====== Data entries

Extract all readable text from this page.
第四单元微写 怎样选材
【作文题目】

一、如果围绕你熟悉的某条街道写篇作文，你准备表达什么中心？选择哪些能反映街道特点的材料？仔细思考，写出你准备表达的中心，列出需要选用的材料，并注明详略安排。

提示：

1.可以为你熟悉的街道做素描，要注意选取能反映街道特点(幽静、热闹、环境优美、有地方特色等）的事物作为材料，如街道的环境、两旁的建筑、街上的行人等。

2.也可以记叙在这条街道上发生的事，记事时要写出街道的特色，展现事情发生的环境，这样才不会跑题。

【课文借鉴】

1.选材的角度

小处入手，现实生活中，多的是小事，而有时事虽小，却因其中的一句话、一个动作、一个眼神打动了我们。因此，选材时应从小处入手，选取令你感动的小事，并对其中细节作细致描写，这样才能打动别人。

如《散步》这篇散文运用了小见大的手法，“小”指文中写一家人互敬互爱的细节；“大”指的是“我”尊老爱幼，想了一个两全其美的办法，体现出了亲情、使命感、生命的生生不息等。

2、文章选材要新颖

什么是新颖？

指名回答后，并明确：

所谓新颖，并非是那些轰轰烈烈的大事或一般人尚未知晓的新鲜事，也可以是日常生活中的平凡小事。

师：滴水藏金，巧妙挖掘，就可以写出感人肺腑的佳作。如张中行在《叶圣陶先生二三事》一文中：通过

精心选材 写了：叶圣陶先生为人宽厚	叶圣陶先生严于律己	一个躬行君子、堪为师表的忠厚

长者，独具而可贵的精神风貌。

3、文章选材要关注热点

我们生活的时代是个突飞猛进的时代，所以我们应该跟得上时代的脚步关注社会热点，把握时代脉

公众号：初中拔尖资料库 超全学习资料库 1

============

Return the lines above exactly, keeping every word.

Extract all readable text from this page.
第四单元微写 怎样选材
【作文题目】

一、如果围绕你熟悉的某条街道写篇作文，你准备表达什么中心？选择哪些能反映街道特点的材料？仔细思考，写出你准备表达的中心，列出需要选用的材料，并注明详略安排。

提示：

1.可以为你熟悉的街道做素描，要注意选取能反映街道特点(幽静、热闹、环境优美、有地方特色等）的事物作为材料，如街道的环境、两旁的建筑、街上的行人等。

2.也可以记叙在这条街道上发生的事，记事时要写出街道的特色，展现事情发生的环境，这样才不会跑题。

【课文借鉴】

1.选材的角度

小处入手，现实生活中，多的是小事，而有时事虽小，却因其中的一句话、一个动作、一个眼神打动了我们。因此，选材时应从小处入手，选取令你感动的小事，并对其中细节作细致描写，这样才能打动别人。

如《散步》这篇散文运用了小见大的手法，“小”指文中写一家人互敬互爱的细节；“大”指的是“我”尊老爱幼，想了一个两全其美的办法，体现出了亲情、使命感、生命的生生不息等。

2、文章选材要新颖

什么是新颖？

指名回答后，并明确：

所谓新颖，并非是那些轰轰烈烈的大事或一般人尚未知晓的新鲜事，也可以是日常生活中的平凡小事。

师：滴水藏金，巧妙挖掘，就可以写出感人肺腑的佳作。如张中行在《叶圣陶先生二三事》一文中：通过

精心选材 写了：叶圣陶先生为人宽厚	叶圣陶先生严于律己	一个躬行君子、堪为师表的忠厚

长者，独具而可贵的精神风貌。

3、文章选材要关注热点

我们生活的时代是个突飞猛进的时代，所以我们应该跟得上时代的脚步关注社会热点，把握时代脉

公众号：初中拔尖资料库 超全学习资料库 1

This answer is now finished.